### Stored data
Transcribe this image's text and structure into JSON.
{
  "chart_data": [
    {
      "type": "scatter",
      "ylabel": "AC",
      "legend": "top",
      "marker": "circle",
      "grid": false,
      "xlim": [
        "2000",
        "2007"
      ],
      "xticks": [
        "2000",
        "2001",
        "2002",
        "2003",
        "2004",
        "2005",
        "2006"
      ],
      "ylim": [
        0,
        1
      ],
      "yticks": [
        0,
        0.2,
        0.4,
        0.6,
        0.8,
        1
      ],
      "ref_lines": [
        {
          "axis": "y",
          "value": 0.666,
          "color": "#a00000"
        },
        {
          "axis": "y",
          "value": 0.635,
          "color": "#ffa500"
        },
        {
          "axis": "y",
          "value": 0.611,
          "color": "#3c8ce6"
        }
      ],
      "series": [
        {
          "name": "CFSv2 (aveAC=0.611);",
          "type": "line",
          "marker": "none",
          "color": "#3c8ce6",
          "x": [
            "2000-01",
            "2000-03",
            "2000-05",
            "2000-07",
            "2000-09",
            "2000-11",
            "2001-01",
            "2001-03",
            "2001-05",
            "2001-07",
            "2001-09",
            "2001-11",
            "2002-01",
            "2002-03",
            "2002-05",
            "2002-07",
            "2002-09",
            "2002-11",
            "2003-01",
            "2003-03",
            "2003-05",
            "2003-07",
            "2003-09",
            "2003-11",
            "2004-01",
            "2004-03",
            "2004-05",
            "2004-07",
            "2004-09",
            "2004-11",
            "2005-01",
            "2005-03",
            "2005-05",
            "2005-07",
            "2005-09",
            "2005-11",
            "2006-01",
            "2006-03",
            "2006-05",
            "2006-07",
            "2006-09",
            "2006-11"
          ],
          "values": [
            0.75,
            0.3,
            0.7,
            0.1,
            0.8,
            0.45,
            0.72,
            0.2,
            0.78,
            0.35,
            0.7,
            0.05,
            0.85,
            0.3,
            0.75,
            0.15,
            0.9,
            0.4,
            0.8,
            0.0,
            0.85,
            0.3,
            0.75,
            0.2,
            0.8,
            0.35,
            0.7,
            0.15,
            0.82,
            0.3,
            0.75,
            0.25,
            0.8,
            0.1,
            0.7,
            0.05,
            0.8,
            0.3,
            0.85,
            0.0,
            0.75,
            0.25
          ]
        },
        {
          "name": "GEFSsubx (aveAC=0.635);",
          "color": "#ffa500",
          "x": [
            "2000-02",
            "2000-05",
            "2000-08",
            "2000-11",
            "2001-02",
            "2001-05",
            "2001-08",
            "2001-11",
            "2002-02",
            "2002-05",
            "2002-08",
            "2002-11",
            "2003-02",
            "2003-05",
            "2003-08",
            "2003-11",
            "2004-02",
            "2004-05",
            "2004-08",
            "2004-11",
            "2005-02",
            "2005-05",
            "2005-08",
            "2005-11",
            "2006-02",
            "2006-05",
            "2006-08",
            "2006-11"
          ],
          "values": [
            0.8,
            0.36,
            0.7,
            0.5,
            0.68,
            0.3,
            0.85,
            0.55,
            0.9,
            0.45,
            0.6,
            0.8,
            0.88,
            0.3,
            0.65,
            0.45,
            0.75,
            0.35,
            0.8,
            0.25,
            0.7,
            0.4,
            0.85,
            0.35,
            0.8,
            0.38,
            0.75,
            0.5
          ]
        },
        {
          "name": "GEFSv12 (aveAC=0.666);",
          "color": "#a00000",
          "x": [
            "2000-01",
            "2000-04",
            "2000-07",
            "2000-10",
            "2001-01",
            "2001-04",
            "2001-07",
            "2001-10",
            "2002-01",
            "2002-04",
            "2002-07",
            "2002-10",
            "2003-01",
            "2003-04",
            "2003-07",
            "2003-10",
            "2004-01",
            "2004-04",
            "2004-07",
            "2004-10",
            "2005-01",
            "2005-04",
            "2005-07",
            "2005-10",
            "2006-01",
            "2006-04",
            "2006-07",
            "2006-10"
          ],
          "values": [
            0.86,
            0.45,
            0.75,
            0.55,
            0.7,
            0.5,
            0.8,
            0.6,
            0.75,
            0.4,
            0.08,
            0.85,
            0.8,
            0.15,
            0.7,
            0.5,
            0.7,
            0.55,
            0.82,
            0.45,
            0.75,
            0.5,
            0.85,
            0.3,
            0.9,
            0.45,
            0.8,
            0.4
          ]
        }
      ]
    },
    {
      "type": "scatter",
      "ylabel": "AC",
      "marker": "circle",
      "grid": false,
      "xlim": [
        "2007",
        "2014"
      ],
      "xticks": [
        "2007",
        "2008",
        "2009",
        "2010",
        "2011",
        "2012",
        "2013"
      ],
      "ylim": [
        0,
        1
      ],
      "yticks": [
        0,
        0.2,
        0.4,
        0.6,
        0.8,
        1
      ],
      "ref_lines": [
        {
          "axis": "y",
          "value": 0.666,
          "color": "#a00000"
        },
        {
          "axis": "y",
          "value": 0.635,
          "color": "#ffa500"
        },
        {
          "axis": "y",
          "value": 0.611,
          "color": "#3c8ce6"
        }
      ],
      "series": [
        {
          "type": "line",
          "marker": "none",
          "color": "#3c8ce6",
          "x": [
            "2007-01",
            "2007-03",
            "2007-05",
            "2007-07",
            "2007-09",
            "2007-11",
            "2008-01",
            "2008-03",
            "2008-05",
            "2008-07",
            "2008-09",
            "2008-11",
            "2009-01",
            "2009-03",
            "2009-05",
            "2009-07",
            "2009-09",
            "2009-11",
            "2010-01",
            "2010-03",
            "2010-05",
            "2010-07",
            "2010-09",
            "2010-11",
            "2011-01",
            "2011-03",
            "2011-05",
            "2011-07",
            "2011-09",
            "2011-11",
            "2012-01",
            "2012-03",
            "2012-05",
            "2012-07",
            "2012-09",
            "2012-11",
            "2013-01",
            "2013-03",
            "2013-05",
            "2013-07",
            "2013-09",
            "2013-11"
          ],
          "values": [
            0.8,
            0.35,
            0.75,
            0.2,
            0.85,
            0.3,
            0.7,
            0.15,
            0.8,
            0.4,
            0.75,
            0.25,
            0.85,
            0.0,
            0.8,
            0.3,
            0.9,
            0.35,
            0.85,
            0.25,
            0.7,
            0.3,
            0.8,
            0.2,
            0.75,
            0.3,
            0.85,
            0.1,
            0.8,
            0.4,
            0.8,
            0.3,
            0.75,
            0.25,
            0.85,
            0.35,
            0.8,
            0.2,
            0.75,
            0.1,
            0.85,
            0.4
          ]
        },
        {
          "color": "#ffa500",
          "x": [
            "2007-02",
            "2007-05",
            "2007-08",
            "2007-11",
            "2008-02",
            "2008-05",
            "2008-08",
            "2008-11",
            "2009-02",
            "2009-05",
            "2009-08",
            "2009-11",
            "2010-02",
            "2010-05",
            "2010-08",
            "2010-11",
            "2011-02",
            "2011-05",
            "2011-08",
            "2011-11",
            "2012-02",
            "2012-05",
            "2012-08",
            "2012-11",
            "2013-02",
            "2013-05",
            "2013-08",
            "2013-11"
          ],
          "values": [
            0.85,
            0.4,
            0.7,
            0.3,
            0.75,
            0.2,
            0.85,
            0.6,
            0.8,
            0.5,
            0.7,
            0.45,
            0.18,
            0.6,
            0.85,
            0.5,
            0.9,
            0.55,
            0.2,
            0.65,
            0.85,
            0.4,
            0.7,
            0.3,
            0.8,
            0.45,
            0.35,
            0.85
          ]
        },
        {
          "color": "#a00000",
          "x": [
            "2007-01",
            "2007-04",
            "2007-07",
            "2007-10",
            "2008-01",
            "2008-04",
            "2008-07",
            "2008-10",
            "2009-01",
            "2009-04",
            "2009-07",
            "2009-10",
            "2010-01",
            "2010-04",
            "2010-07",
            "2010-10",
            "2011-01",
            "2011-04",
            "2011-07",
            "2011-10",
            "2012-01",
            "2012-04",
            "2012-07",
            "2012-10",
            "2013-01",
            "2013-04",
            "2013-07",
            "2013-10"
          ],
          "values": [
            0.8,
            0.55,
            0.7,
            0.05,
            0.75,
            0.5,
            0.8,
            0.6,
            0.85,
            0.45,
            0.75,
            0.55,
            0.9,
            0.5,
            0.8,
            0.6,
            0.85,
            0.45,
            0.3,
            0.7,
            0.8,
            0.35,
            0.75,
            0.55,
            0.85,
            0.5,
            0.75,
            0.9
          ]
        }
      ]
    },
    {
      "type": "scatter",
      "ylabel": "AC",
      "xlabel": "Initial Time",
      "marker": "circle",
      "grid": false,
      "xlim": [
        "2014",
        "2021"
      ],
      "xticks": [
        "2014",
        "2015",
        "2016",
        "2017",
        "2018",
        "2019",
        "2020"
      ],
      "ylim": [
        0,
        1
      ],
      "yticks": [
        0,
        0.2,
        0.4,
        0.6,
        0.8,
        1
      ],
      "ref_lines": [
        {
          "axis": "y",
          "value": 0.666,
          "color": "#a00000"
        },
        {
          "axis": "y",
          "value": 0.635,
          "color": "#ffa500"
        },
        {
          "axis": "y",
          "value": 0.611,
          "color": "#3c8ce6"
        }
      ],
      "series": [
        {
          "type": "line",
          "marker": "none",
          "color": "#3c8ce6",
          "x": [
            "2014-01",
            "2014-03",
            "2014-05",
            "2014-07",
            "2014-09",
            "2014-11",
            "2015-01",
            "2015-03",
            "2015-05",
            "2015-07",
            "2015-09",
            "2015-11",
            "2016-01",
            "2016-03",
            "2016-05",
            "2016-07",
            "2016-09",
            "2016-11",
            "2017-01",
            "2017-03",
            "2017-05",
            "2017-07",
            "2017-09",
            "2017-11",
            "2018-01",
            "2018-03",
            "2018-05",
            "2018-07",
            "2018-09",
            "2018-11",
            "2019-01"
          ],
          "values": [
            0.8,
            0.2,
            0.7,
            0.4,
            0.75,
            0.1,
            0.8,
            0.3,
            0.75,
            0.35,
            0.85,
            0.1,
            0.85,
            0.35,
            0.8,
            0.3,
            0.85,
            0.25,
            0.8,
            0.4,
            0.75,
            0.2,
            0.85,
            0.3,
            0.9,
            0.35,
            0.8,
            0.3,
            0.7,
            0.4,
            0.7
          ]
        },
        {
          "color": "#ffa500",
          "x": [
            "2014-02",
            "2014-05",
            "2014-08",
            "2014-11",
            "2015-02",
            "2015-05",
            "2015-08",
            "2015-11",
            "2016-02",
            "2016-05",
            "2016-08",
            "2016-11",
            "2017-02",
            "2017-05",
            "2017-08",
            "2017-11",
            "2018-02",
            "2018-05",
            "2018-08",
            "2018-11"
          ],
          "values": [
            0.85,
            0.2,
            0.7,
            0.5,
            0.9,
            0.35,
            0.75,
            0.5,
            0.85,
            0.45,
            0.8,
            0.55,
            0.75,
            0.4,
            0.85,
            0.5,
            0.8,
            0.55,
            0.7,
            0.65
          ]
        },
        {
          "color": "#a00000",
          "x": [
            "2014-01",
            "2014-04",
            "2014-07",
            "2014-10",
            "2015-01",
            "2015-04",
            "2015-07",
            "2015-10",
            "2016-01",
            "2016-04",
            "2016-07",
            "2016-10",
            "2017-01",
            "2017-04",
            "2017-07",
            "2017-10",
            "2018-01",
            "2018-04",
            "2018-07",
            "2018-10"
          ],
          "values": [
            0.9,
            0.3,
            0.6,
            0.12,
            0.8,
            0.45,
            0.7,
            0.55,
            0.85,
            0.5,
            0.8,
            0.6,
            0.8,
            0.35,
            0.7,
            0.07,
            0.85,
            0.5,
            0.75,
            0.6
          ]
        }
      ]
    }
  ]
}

### What you need to do
Across the data above, how many lines include the word "name"? Give only the count.

### Problem solution
3